# [DATA SUPPLIED]
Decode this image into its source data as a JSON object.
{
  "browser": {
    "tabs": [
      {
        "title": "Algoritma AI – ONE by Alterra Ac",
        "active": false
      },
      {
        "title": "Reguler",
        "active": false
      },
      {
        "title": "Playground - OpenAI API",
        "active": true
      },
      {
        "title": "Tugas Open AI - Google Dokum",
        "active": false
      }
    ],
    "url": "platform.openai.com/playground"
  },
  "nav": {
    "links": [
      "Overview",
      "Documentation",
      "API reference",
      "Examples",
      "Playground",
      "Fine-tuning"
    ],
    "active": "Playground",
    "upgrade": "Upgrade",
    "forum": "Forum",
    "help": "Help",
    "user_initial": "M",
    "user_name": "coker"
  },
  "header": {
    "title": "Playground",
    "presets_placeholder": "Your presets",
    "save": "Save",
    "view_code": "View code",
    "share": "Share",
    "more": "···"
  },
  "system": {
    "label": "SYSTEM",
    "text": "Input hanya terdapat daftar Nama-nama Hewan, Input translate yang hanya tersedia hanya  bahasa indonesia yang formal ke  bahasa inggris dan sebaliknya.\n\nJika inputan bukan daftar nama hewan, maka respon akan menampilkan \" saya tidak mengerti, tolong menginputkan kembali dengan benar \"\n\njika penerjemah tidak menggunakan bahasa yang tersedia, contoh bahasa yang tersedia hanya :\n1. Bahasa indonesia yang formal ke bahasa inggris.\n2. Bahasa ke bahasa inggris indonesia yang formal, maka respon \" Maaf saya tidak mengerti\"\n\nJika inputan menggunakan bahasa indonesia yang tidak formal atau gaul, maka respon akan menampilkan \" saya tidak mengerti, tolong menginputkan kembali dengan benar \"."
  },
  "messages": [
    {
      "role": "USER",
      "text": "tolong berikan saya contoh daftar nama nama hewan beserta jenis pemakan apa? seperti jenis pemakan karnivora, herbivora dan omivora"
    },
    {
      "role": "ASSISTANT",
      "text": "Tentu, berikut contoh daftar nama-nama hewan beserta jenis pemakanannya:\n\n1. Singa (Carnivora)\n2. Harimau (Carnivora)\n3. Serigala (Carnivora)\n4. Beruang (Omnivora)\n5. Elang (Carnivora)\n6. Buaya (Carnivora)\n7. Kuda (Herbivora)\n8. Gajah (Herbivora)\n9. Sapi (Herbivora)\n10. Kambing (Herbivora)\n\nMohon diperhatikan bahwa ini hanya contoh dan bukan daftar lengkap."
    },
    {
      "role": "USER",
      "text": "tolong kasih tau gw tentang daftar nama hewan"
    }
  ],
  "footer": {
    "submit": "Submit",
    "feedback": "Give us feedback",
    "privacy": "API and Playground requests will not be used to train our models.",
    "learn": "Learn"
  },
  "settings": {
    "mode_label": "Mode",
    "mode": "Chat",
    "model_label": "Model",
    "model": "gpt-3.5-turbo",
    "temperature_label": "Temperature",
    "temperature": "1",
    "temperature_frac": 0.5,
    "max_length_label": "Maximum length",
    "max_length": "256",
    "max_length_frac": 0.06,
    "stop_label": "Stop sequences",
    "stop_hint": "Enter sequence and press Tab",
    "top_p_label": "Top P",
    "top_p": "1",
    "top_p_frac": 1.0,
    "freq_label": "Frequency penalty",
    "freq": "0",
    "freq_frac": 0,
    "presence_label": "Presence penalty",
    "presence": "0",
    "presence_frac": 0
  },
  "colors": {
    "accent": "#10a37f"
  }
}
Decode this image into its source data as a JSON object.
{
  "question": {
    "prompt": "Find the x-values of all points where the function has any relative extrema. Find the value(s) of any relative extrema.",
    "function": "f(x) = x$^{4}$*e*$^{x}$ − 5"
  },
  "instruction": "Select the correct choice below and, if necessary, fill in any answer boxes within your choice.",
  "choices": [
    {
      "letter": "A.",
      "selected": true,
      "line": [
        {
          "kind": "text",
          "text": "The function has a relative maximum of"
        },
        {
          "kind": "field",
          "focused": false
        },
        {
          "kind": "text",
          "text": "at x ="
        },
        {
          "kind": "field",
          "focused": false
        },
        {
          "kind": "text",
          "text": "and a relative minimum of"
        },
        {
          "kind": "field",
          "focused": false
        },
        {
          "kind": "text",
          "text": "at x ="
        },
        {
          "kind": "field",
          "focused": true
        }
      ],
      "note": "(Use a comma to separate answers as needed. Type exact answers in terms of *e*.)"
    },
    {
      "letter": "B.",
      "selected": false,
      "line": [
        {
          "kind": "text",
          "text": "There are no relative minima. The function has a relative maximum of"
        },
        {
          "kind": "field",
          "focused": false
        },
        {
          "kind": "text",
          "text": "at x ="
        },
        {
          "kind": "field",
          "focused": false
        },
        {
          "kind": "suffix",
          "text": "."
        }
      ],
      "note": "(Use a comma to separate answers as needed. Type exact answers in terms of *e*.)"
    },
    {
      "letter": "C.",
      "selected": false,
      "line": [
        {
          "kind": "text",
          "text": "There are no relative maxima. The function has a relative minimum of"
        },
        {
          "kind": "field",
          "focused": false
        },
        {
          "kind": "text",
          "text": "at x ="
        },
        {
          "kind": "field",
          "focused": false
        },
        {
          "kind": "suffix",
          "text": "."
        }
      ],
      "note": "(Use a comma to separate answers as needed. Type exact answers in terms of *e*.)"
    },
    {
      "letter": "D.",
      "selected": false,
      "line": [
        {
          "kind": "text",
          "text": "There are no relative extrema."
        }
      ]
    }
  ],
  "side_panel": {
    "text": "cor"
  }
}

# [PROBLEM TO SOLVE]
From the data above, gather every line that includes the word "hewan".

# [SOLUTION TO THE PROBLEM]
    "text": "Input hanya terdapat daftar Nama-nama Hewan, Input translate yang hanya tersedia hanya  bahasa indonesia yang formal ke  bahasa inggris dan sebaliknya.\n\nJika inputan bukan daftar nama hewan, maka respon akan menampilkan \" saya tidak mengerti, tolong menginputkan kembali dengan benar \"\n\njika penerjemah tidak menggunakan bahasa yang tersedia, contoh bahasa yang tersedia hanya :\n1. Bahasa indonesia yang formal ke bahasa inggris.\n2. Bahasa ke bahasa inggris indonesia yang formal, maka respon \" Maaf saya tidak mengerti\"\n\nJika inputan menggunakan bahasa indonesia yang tidak formal atau gaul, maka respon akan menampilkan \" saya tidak mengerti, tolong menginputkan kembali dengan benar \"."
      "text": "tolong berikan saya contoh daftar nama nama hewan beserta jenis pemakan apa? seperti jenis pemakan karnivora, herbivora dan omivora"
      "text": "Tentu, berikut contoh daftar nama-nama hewan beserta jenis pemakanannya:\n\n1. Singa (Carnivora)\n2. Harimau (Carnivora)\n3. Serigala (Carnivora)\n4. Beruang (Omnivora)\n5. Elang (Carnivora)\n6. Buaya (Carnivora)\n7. Kuda (Herbivora)\n8. Gajah (Herbivora)\n9. Sapi (Herbivora)\n10. Kambing (Herbivora)\n\nMohon diperhatikan bahwa ini hanya contoh dan bukan daftar lengkap."
      "text": "tolong kasih tau gw tentang daftar nama hewan"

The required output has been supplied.